Exercise:
Each line below that contains "汤姆称盖茨比为" counts once; report the total and nothing more.

═════ Records to use

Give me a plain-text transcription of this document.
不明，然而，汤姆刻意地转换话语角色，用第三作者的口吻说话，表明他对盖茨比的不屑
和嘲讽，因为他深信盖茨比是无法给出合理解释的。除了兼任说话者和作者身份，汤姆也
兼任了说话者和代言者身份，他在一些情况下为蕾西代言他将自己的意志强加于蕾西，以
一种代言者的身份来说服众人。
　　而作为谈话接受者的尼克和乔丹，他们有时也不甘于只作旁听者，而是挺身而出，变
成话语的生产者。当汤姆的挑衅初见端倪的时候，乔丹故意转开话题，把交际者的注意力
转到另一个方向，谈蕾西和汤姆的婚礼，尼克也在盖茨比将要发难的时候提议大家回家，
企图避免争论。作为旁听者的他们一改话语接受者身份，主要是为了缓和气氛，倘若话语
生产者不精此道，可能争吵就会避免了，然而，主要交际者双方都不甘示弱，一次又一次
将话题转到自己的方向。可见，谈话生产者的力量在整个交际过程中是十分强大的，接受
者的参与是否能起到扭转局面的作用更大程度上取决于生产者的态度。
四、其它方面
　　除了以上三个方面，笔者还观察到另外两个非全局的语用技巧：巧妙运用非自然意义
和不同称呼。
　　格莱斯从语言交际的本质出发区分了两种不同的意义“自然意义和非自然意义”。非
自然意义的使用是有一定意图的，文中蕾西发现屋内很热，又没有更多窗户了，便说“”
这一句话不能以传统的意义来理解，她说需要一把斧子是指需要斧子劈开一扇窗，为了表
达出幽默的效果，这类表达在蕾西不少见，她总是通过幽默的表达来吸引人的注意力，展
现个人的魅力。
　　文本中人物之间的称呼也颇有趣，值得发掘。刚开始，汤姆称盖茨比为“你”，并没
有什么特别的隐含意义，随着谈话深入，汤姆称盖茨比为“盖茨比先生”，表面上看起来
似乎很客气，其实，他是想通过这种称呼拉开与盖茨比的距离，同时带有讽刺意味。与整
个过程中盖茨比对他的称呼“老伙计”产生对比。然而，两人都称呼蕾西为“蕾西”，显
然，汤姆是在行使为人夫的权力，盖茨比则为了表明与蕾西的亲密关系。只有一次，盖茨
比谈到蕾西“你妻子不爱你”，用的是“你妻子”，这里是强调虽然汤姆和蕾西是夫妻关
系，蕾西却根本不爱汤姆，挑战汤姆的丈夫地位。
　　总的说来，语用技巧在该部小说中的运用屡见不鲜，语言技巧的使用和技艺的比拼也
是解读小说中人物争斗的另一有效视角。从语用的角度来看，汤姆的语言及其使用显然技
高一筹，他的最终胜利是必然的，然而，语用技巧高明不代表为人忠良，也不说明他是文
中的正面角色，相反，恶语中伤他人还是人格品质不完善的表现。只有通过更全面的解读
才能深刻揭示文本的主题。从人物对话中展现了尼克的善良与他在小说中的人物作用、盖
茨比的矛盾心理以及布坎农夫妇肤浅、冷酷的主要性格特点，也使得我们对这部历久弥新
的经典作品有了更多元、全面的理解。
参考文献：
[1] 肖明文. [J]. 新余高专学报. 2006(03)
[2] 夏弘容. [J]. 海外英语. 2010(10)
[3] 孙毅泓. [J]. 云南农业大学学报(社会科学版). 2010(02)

══════════

Output for this exercise:
2